=== Data excerpts ===

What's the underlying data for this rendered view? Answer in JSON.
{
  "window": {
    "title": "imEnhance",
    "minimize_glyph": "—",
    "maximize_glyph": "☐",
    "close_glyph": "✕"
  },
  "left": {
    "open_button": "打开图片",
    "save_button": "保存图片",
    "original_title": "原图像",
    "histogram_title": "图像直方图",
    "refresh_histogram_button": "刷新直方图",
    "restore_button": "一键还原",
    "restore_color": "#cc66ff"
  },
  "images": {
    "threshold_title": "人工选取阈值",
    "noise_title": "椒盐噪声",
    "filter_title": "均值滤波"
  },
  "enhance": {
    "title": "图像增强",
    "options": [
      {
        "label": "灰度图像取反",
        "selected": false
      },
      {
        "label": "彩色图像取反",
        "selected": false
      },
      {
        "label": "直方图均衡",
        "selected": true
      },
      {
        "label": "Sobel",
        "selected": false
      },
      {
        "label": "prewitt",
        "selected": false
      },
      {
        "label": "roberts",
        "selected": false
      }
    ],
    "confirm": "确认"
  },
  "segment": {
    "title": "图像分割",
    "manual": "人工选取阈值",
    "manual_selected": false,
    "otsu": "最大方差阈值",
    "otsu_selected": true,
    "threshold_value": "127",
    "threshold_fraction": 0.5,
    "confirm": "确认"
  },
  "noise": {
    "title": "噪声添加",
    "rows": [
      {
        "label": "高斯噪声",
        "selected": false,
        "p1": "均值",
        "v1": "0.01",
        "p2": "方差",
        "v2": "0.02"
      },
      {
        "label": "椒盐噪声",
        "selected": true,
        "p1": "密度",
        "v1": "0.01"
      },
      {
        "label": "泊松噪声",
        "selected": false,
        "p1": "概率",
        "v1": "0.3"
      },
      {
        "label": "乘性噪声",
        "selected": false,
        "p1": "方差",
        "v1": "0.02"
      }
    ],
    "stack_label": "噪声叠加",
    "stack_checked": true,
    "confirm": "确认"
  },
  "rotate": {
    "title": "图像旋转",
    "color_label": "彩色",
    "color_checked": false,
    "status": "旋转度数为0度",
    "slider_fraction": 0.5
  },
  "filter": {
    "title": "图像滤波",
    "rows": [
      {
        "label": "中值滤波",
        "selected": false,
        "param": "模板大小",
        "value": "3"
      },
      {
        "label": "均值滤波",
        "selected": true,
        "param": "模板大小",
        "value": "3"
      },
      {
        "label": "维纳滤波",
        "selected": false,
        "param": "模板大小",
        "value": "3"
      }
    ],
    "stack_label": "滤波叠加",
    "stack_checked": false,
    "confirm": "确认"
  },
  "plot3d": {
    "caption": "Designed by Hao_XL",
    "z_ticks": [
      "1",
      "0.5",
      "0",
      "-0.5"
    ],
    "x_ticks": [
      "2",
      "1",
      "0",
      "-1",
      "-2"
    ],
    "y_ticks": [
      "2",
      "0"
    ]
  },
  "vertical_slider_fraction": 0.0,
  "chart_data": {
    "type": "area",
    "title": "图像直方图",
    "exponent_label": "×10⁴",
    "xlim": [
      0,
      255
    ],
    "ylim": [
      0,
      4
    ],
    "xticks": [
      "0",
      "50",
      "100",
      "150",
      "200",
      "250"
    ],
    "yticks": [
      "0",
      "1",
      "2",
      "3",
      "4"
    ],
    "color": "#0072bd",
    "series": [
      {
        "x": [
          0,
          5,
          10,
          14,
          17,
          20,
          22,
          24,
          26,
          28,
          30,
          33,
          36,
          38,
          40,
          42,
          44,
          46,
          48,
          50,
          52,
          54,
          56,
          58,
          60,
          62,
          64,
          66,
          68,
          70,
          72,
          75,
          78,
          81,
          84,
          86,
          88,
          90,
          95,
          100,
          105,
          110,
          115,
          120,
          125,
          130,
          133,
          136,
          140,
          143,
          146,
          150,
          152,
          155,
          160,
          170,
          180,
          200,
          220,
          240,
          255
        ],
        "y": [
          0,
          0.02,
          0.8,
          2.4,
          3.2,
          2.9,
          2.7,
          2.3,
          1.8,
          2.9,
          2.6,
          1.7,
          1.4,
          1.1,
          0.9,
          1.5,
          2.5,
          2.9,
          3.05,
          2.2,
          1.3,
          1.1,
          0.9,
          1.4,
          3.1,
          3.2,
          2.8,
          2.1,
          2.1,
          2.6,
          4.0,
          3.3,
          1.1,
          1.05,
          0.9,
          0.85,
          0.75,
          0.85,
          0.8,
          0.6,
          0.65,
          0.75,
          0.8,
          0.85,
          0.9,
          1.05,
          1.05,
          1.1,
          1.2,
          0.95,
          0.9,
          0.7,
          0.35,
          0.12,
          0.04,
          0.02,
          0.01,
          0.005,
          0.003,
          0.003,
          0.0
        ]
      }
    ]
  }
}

===

Directions :: Output every entry shown above, exactly.

Solution ::
What's the underlying data for this rendered view? Answer in JSON.
{
  "window": {
    "title": "imEnhance",
    "minimize_glyph": "—",
    "maximize_glyph": "☐",
    "close_glyph": "✕"
  },
  "left": {
    "open_button": "打开图片",
    "save_button": "保存图片",
    "original_title": "原图像",
    "histogram_title": "图像直方图",
    "refresh_histogram_button": "刷新直方图",
    "restore_button": "一键还原",
    "restore_color": "#cc66ff"
  },
  "images": {
    "threshold_title": "人工选取阈值",
    "noise_title": "椒盐噪声",
    "filter_title": "均值滤波"
  },
  "enhance": {
    "title": "图像增强",
    "options": [
      {
        "label": "灰度图像取反",
        "selected": false
      },
      {
        "label": "彩色图像取反",
        "selected": false
      },
      {
        "label": "直方图均衡",
        "selected": true
      },
      {
        "label": "Sobel",
        "selected": false
      },
      {
        "label": "prewitt",
        "selected": false
      },
      {
        "label": "roberts",
        "selected": false
      }
    ],
    "confirm": "确认"
  },
  "segment": {
    "title": "图像分割",
    "manual": "人工选取阈值",
    "manual_selected": false,
    "otsu": "最大方差阈值",
    "otsu_selected": true,
    "threshold_value": "127",
    "threshold_fraction": 0.5,
    "confirm": "确认"
  },
  "noise": {
    "title": "噪声添加",
    "rows": [
      {
        "label": "高斯噪声",
        "selected": false,
        "p1": "均值",
        "v1": "0.01",
        "p2": "方差",
        "v2": "0.02"
      },
      {
        "label": "椒盐噪声",
        "selected": true,
        "p1": "密度",
        "v1": "0.01"
      },
      {
        "label": "泊松噪声",
        "selected": false,
        "p1": "概率",
        "v1": "0.3"
      },
      {
        "label": "乘性噪声",
        "selected": false,
        "p1": "方差",
        "v1": "0.02"
      }
    ],
    "stack_label": "噪声叠加",
    "stack_checked": true,
    "confirm": "确认"
  },
  "rotate": {
    "title": "图像旋转",
    "color_label": "彩色",
    "color_checked": false,
    "status": "旋转度数为0度",
    "slider_fraction": 0.5
  },
  "filter": {
    "title": "图像滤波",
    "rows": [
      {
        "label": "中值滤波",
        "selected": false,
        "param": "模板大小",
        "value": "3"
      },
      {
        "label": "均值滤波",
        "selected": true,
        "param": "模板大小",
        "value": "3"
      },
      {
        "label": "维纳滤波",
        "selected": false,
        "param": "模板大小",
        "value": "3"
      }
    ],
    "stack_label": "滤波叠加",
    "stack_checked": false,
    "confirm": "确认"
  },
  "plot3d": {
    "caption": "Designed by Hao_XL",
    "z_ticks": [
      "1",
      "0.5",
      "0",
      "-0.5"
    ],
    "x_ticks": [
      "2",
      "1",
      "0",
      "-1",
      "-2"
    ],
    "y_ticks": [
      "2",
      "0"
    ]
  },
  "vertical_slider_fraction": 0.0,
  "chart_data": {
    "type": "area",
    "title": "图像直方图",
    "exponent_label": "×10⁴",
    "xlim": [
      0,
      255
    ],
    "ylim": [
      0,
      4
    ],
    "xticks": [
      "0",
      "50",
      "100",
      "150",
      "200",
      "250"
    ],
    "yticks": [
      "0",
      "1",
      "2",
      "3",
      "4"
    ],
    "color": "#0072bd",
    "series": [
      {
        "x": [
          0,
          5,
          10,
          14,
          17,
          20,
          22,
          24,
          26,
          28,
          30,
          33,
          36,
          38,
          40,
          42,
          44,
          46,
          48,
          50,
          52,
          54,
          56,
          58,
          60,
          62,
          64,
          66,
          68,
          70,
          72,
          75,
          78,
          81,
          84,
          86,
          88,
          90,
          95,
          100,
          105,
          110,
          115,
          120,
          125,
          130,
          133,
          136,
          140,
          143,
          146,
          150,
          152,
          155,
          160,
          170,
          180,
          200,
          220,
          240,
          255
        ],
        "y": [
          0,
          0.02,
          0.8,
          2.4,
          3.2,
          2.9,
          2.7,
          2.3,
          1.8,
          2.9,
          2.6,
          1.7,
          1.4,
          1.1,
          0.9,
          1.5,
          2.5,
          2.9,
          3.05,
          2.2,
          1.3,
          1.1,
          0.9,
          1.4,
          3.1,
          3.2,
          2.8,
          2.1,
          2.1,
          2.6,
          4.0,
          3.3,
          1.1,
          1.05,
          0.9,
          0.85,
          0.75,
          0.85,
          0.8,
          0.6,
          0.65,
          0.75,
          0.8,
          0.85,
          0.9,
          1.05,
          1.05,
          1.1,
          1.2,
          0.95,
          0.9,
          0.7,
          0.35,
          0.12,
          0.04,
          0.02,
          0.01,
          0.005,
          0.003,
          0.003,
          0.0
        ]
      }
    ]
  }
}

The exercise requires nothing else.